Note each line that includes the word "color". Copy those lines.

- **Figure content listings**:
BEGIN
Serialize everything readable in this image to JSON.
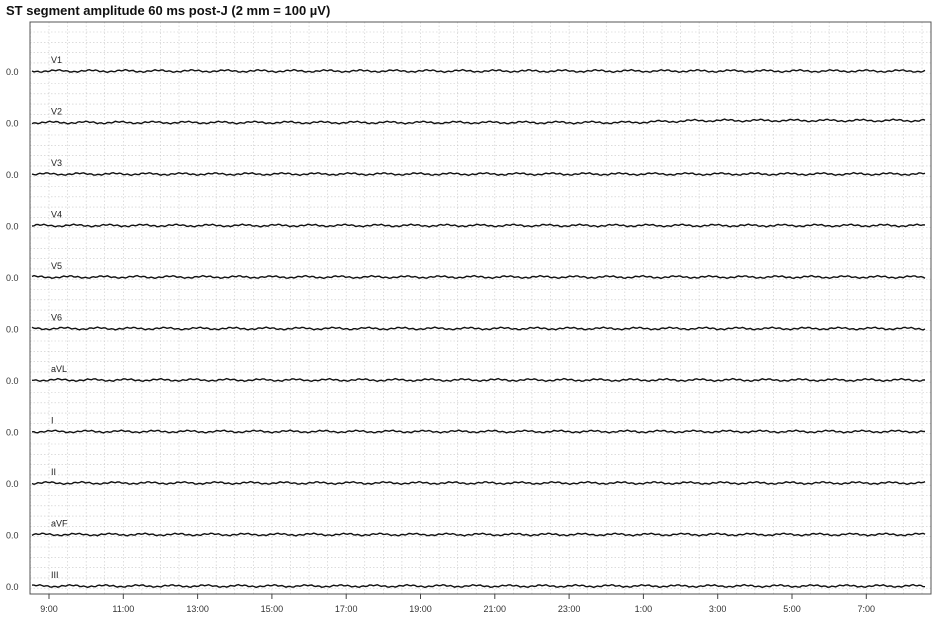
{
  "chart_data": {
    "type": "line",
    "title": "ST segment amplitude 60 ms post-J (2 mm = 100 µV)",
    "x_tick_labels": [
      "9:00",
      "11:00",
      "13:00",
      "15:00",
      "17:00",
      "19:00",
      "21:00",
      "23:00",
      "1:00",
      "3:00",
      "5:00",
      "7:00"
    ],
    "baseline_label": "0.0",
    "grid": true,
    "series": [
      {
        "name": "V1",
        "values": [
          0,
          0,
          0,
          0,
          0,
          0,
          0,
          0,
          0,
          0,
          0,
          0,
          0
        ]
      },
      {
        "name": "V2",
        "values": [
          0,
          0,
          0,
          0,
          0,
          0,
          0,
          0,
          0,
          0.05,
          0.05,
          0.05,
          0.05
        ]
      },
      {
        "name": "V3",
        "values": [
          0,
          0,
          0,
          0,
          0,
          0,
          0,
          0,
          0,
          0,
          0,
          0,
          0
        ]
      },
      {
        "name": "V4",
        "values": [
          0,
          0,
          0,
          0,
          0,
          0,
          0,
          0,
          0,
          0,
          0,
          0,
          0
        ]
      },
      {
        "name": "V5",
        "values": [
          0,
          0,
          0,
          0,
          0,
          0,
          0,
          0,
          0,
          0,
          0,
          0,
          0
        ]
      },
      {
        "name": "V6",
        "values": [
          0,
          0,
          0,
          0,
          0,
          0,
          0,
          0,
          0,
          0,
          0,
          0,
          0
        ]
      },
      {
        "name": "aVL",
        "values": [
          0,
          0,
          0,
          0,
          0,
          0,
          0,
          0,
          0,
          0,
          0,
          0,
          0
        ]
      },
      {
        "name": "I",
        "values": [
          0,
          0,
          0,
          0,
          0,
          0,
          0,
          0,
          0,
          0,
          0,
          0,
          0
        ]
      },
      {
        "name": "II",
        "values": [
          0,
          0,
          0,
          0,
          0,
          0,
          0,
          0,
          0,
          0,
          0,
          0,
          0
        ]
      },
      {
        "name": "aVF",
        "values": [
          0,
          0,
          0,
          0,
          0,
          0,
          0,
          0,
          0,
          0,
          0,
          0,
          0
        ]
      },
      {
        "name": "III",
        "values": [
          0,
          0,
          0,
          0,
          0,
          0,
          0,
          0,
          0,
          0,
          0,
          0,
          0
        ]
      }
    ]
  }
}
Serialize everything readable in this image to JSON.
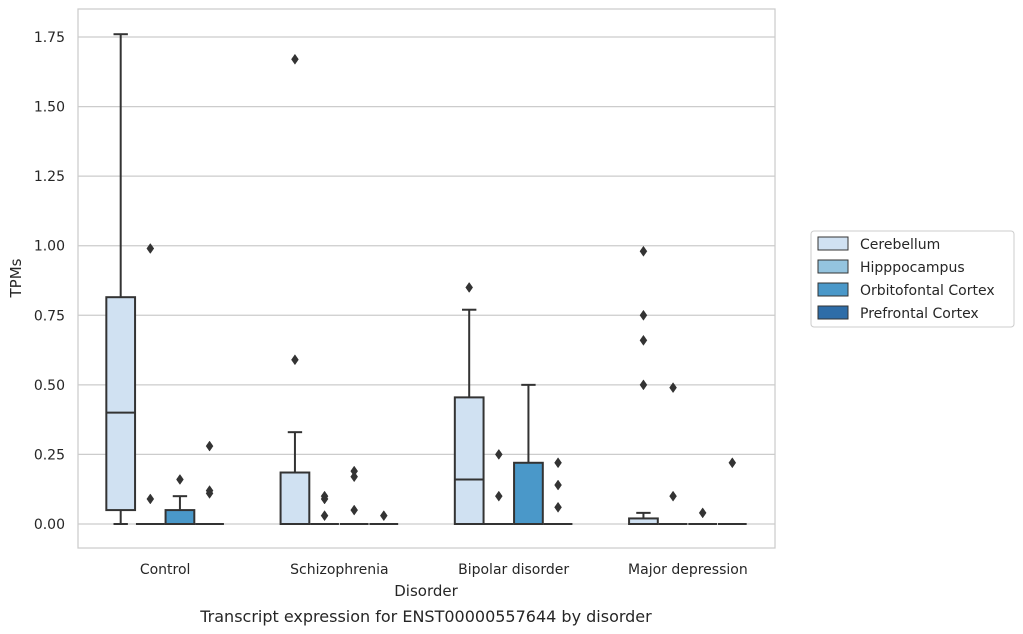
{
  "chart_data": {
    "type": "box",
    "caption": "Transcript expression for ENST00000557644 by disorder",
    "xlabel": "Disorder",
    "ylabel": "TPMs",
    "ylim": [
      -0.085,
      1.85
    ],
    "yticks": [
      0.0,
      0.25,
      0.5,
      0.75,
      1.0,
      1.25,
      1.5,
      1.75
    ],
    "ytick_labels": [
      "0.00",
      "0.25",
      "0.50",
      "0.75",
      "1.00",
      "1.25",
      "1.50",
      "1.75"
    ],
    "grid": "horizontal",
    "legend_position": "right",
    "categories": [
      "Control",
      "Schizophrenia",
      "Bipolar disorder",
      "Major depression"
    ],
    "series": [
      {
        "name": "Cerebellum",
        "color": "#d0e1f2",
        "boxes": [
          {
            "whislo": 0.0,
            "q1": 0.05,
            "med": 0.4,
            "q3": 0.815,
            "whishi": 1.76,
            "fliers": []
          },
          {
            "whislo": 0.0,
            "q1": 0.0,
            "med": 0.0,
            "q3": 0.185,
            "whishi": 0.33,
            "fliers": [
              0.59,
              1.67
            ]
          },
          {
            "whislo": 0.0,
            "q1": 0.0,
            "med": 0.16,
            "q3": 0.455,
            "whishi": 0.77,
            "fliers": [
              0.85
            ]
          },
          {
            "whislo": 0.0,
            "q1": 0.0,
            "med": 0.0,
            "q3": 0.02,
            "whishi": 0.04,
            "fliers": [
              0.5,
              0.66,
              0.75,
              0.98
            ]
          }
        ]
      },
      {
        "name": "Hipppocampus",
        "color": "#94c4df",
        "boxes": [
          {
            "whislo": 0.0,
            "q1": 0.0,
            "med": 0.0,
            "q3": 0.0,
            "whishi": 0.0,
            "fliers": [
              0.09,
              0.99
            ]
          },
          {
            "whislo": 0.0,
            "q1": 0.0,
            "med": 0.0,
            "q3": 0.0,
            "whishi": 0.0,
            "fliers": [
              0.03,
              0.09,
              0.1
            ]
          },
          {
            "whislo": 0.0,
            "q1": 0.0,
            "med": 0.0,
            "q3": 0.0,
            "whishi": 0.0,
            "fliers": [
              0.1,
              0.25
            ]
          },
          {
            "whislo": 0.0,
            "q1": 0.0,
            "med": 0.0,
            "q3": 0.0,
            "whishi": 0.0,
            "fliers": [
              0.1,
              0.49
            ]
          }
        ]
      },
      {
        "name": "Orbitofontal Cortex",
        "color": "#4a98c9",
        "boxes": [
          {
            "whislo": 0.0,
            "q1": 0.0,
            "med": 0.0,
            "q3": 0.05,
            "whishi": 0.1,
            "fliers": [
              0.16
            ]
          },
          {
            "whislo": 0.0,
            "q1": 0.0,
            "med": 0.0,
            "q3": 0.0,
            "whishi": 0.0,
            "fliers": [
              0.05,
              0.17,
              0.19
            ]
          },
          {
            "whislo": 0.0,
            "q1": 0.0,
            "med": 0.0,
            "q3": 0.22,
            "whishi": 0.5,
            "fliers": []
          },
          {
            "whislo": 0.0,
            "q1": 0.0,
            "med": 0.0,
            "q3": 0.0,
            "whishi": 0.0,
            "fliers": [
              0.04
            ]
          }
        ]
      },
      {
        "name": "Prefrontal Cortex",
        "color": "#2e6da8",
        "boxes": [
          {
            "whislo": 0.0,
            "q1": 0.0,
            "med": 0.0,
            "q3": 0.0,
            "whishi": 0.0,
            "fliers": [
              0.11,
              0.12,
              0.28
            ]
          },
          {
            "whislo": 0.0,
            "q1": 0.0,
            "med": 0.0,
            "q3": 0.0,
            "whishi": 0.0,
            "fliers": [
              0.03
            ]
          },
          {
            "whislo": 0.0,
            "q1": 0.0,
            "med": 0.0,
            "q3": 0.0,
            "whishi": 0.0,
            "fliers": [
              0.06,
              0.14,
              0.22
            ]
          },
          {
            "whislo": 0.0,
            "q1": 0.0,
            "med": 0.0,
            "q3": 0.0,
            "whishi": 0.0,
            "fliers": [
              0.22
            ]
          }
        ]
      }
    ]
  }
}
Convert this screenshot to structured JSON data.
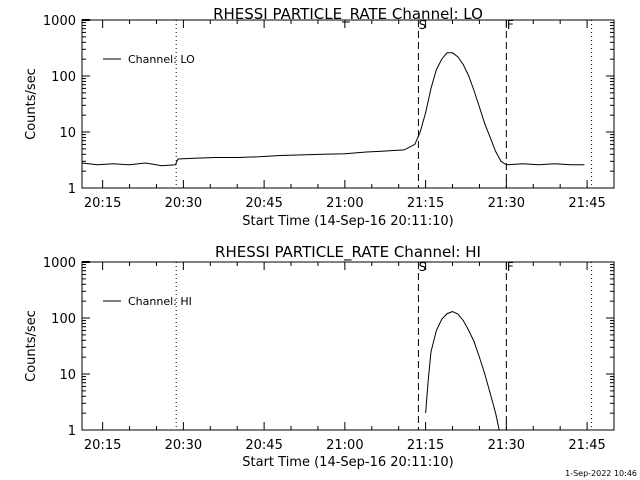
{
  "chart_data": [
    {
      "type": "line",
      "title": "RHESSI PARTICLE_RATE Channel: LO",
      "xlabel": "Start Time (14-Sep-16 20:11:10)",
      "ylabel": "Counts/sec",
      "yscale": "log",
      "ylim": [
        1,
        1000
      ],
      "xlim": [
        "20:11:10",
        "21:50:00"
      ],
      "x_ticks": [
        "20:15",
        "20:30",
        "20:45",
        "21:00",
        "21:15",
        "21:30",
        "21:45"
      ],
      "y_ticks": [
        "1",
        "10",
        "100",
        "1000"
      ],
      "legend": "Channel: LO",
      "legend_position": "top-left",
      "vlines": [
        {
          "x": "20:28:40",
          "style": "dotted",
          "label": ""
        },
        {
          "x": "21:13:40",
          "style": "dashed",
          "label": "S"
        },
        {
          "x": "21:30:00",
          "style": "dashed",
          "label": "F"
        },
        {
          "x": "21:45:50",
          "style": "dotted",
          "label": ""
        }
      ],
      "series": [
        {
          "name": "Channel: LO",
          "x": [
            "20:11:10",
            "20:14:00",
            "20:17:00",
            "20:20:00",
            "20:23:00",
            "20:26:00",
            "20:28:30",
            "20:29:00",
            "20:32:00",
            "20:36:00",
            "20:40:00",
            "20:44:00",
            "20:48:00",
            "20:52:00",
            "20:56:00",
            "21:00:00",
            "21:04:00",
            "21:08:00",
            "21:11:00",
            "21:13:00",
            "21:14:00",
            "21:15:00",
            "21:16:00",
            "21:17:00",
            "21:18:00",
            "21:19:00",
            "21:20:00",
            "21:21:00",
            "21:22:00",
            "21:23:00",
            "21:24:00",
            "21:25:00",
            "21:26:00",
            "21:27:00",
            "21:28:00",
            "21:29:00",
            "21:30:00",
            "21:33:00",
            "21:36:00",
            "21:39:00",
            "21:42:00",
            "21:44:30"
          ],
          "y": [
            2.8,
            2.6,
            2.7,
            2.6,
            2.8,
            2.5,
            2.6,
            3.3,
            3.4,
            3.5,
            3.5,
            3.6,
            3.8,
            3.9,
            4.0,
            4.1,
            4.4,
            4.6,
            4.8,
            6.0,
            10,
            22,
            60,
            130,
            200,
            260,
            260,
            220,
            160,
            100,
            55,
            28,
            14,
            8,
            4.5,
            3.0,
            2.6,
            2.7,
            2.6,
            2.7,
            2.6,
            2.6
          ]
        }
      ]
    },
    {
      "type": "line",
      "title": "RHESSI PARTICLE_RATE Channel: HI",
      "xlabel": "Start Time (14-Sep-16 20:11:10)",
      "ylabel": "Counts/sec",
      "yscale": "log",
      "ylim": [
        1,
        1000
      ],
      "xlim": [
        "20:11:10",
        "21:50:00"
      ],
      "x_ticks": [
        "20:15",
        "20:30",
        "20:45",
        "21:00",
        "21:15",
        "21:30",
        "21:45"
      ],
      "y_ticks": [
        "1",
        "10",
        "100",
        "1000"
      ],
      "legend": "Channel: HI",
      "legend_position": "top-left",
      "vlines": [
        {
          "x": "20:28:40",
          "style": "dotted",
          "label": ""
        },
        {
          "x": "21:13:40",
          "style": "dashed",
          "label": "S"
        },
        {
          "x": "21:30:00",
          "style": "dashed",
          "label": "F"
        },
        {
          "x": "21:45:50",
          "style": "dotted",
          "label": ""
        }
      ],
      "series": [
        {
          "name": "Channel: HI",
          "x": [
            "21:15:00",
            "21:15:30",
            "21:16:00",
            "21:17:00",
            "21:18:00",
            "21:19:00",
            "21:20:00",
            "21:21:00",
            "21:22:00",
            "21:23:00",
            "21:24:00",
            "21:25:00",
            "21:26:00",
            "21:27:00",
            "21:28:00",
            "21:28:40"
          ],
          "y": [
            2.0,
            8,
            25,
            60,
            95,
            120,
            130,
            118,
            90,
            60,
            38,
            20,
            10,
            4.5,
            2.0,
            1.0
          ]
        }
      ]
    }
  ],
  "footer": "1-Sep-2022 10:46"
}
END
- **Result of this exercise**:
        "color": "#d0e1f2",
        "color": "#94c4df",
        "color": "#4a98c9",
        "color": "#2e6da8",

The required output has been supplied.